INSTRUCTION:
Write out the whole listing, matching it exactly.

##### INPUT DATA #####

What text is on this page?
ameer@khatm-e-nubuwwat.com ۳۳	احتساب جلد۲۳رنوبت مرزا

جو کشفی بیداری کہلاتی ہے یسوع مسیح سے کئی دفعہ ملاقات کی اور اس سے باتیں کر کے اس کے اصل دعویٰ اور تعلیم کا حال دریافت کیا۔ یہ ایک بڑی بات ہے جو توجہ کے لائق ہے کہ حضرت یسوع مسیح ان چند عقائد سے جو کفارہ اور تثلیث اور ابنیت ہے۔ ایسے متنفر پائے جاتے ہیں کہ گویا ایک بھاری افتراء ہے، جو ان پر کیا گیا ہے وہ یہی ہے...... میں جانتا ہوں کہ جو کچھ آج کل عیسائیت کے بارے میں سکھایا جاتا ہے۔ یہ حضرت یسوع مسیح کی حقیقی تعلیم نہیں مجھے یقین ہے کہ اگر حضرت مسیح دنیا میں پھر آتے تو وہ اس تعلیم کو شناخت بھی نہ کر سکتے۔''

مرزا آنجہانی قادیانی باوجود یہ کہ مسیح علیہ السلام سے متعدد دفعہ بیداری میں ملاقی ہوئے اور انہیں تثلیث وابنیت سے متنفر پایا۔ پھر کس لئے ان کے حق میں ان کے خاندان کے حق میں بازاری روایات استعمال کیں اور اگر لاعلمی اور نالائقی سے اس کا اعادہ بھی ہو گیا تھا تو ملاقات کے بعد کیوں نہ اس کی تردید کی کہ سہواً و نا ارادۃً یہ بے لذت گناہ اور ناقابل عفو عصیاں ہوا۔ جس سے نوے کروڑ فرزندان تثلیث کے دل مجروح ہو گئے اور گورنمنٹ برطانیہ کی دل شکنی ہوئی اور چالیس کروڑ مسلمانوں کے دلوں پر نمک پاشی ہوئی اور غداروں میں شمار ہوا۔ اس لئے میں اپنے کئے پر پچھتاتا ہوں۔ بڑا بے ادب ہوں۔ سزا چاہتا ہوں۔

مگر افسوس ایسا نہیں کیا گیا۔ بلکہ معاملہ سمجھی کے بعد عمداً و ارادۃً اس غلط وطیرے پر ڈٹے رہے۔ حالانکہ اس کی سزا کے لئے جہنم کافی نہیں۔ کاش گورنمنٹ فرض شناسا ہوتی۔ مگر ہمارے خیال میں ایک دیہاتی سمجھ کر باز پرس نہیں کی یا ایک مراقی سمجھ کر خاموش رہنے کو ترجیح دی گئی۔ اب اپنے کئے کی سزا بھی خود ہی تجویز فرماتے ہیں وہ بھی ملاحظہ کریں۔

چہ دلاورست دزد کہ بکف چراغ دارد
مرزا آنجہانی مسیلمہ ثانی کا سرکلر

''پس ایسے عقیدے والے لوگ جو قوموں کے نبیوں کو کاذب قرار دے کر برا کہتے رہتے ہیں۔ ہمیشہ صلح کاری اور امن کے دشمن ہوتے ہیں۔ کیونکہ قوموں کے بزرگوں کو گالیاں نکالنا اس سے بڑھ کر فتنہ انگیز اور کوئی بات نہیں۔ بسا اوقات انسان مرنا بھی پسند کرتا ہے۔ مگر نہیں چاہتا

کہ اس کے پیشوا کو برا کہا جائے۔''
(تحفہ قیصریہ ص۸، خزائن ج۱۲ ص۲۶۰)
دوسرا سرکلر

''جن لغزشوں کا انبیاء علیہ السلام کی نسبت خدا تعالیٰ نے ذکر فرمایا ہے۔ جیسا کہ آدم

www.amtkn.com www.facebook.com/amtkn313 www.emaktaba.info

#####

CORRECT ANSWER:
What text is on this page?
ameer@khatm-e-nubuwwat.com ۳۳	احتساب جلد۲۳رنوبت مرزا

جو کشفی بیداری کہلاتی ہے یسوع مسیح سے کئی دفعہ ملاقات کی اور اس سے باتیں کر کے اس کے اصل دعویٰ اور تعلیم کا حال دریافت کیا۔ یہ ایک بڑی بات ہے جو توجہ کے لائق ہے کہ حضرت یسوع مسیح ان چند عقائد سے جو کفارہ اور تثلیث اور ابنیت ہے۔ ایسے متنفر پائے جاتے ہیں کہ گویا ایک بھاری افتراء ہے، جو ان پر کیا گیا ہے وہ یہی ہے...... میں جانتا ہوں کہ جو کچھ آج کل عیسائیت کے بارے میں سکھایا جاتا ہے۔ یہ حضرت یسوع مسیح کی حقیقی تعلیم نہیں مجھے یقین ہے کہ اگر حضرت مسیح دنیا میں پھر آتے تو وہ اس تعلیم کو شناخت بھی نہ کر سکتے۔''

مرزا آنجہانی قادیانی باوجود یہ کہ مسیح علیہ السلام سے متعدد دفعہ بیداری میں ملاقی ہوئے اور انہیں تثلیث وابنیت سے متنفر پایا۔ پھر کس لئے ان کے حق میں ان کے خاندان کے حق میں بازاری روایات استعمال کیں اور اگر لاعلمی اور نالائقی سے اس کا اعادہ بھی ہو گیا تھا تو ملاقات کے بعد کیوں نہ اس کی تردید کی کہ سہواً و نا ارادۃً یہ بے لذت گناہ اور ناقابل عفو عصیاں ہوا۔ جس سے نوے کروڑ فرزندان تثلیث کے دل مجروح ہو گئے اور گورنمنٹ برطانیہ کی دل شکنی ہوئی اور چالیس کروڑ مسلمانوں کے دلوں پر نمک پاشی ہوئی اور غداروں میں شمار ہوا۔ اس لئے میں اپنے کئے پر پچھتاتا ہوں۔ بڑا بے ادب ہوں۔ سزا چاہتا ہوں۔

مگر افسوس ایسا نہیں کیا گیا۔ بلکہ معاملہ سمجھی کے بعد عمداً و ارادۃً اس غلط وطیرے پر ڈٹے رہے۔ حالانکہ اس کی سزا کے لئے جہنم کافی نہیں۔ کاش گورنمنٹ فرض شناسا ہوتی۔ مگر ہمارے خیال میں ایک دیہاتی سمجھ کر باز پرس نہیں کی یا ایک مراقی سمجھ کر خاموش رہنے کو ترجیح دی گئی۔ اب اپنے کئے کی سزا بھی خود ہی تجویز فرماتے ہیں وہ بھی ملاحظہ کریں۔

چہ دلاورست دزد کہ بکف چراغ دارد
مرزا آنجہانی مسیلمہ ثانی کا سرکلر

''پس ایسے عقیدے والے لوگ جو قوموں کے نبیوں کو کاذب قرار دے کر برا کہتے رہتے ہیں۔ ہمیشہ صلح کاری اور امن کے دشمن ہوتے ہیں۔ کیونکہ قوموں کے بزرگوں کو گالیاں نکالنا اس سے بڑھ کر فتنہ انگیز اور کوئی بات نہیں۔ بسا اوقات انسان مرنا بھی پسند کرتا ہے۔ مگر نہیں چاہتا

کہ اس کے پیشوا کو برا کہا جائے۔''
(تحفہ قیصریہ ص۸، خزائن ج۱۲ ص۲۶۰)
دوسرا سرکلر

''جن لغزشوں کا انبیاء علیہ السلام کی نسبت خدا تعالیٰ نے ذکر فرمایا ہے۔ جیسا کہ آدم

www.amtkn.com www.facebook.com/amtkn313 www.emaktaba.info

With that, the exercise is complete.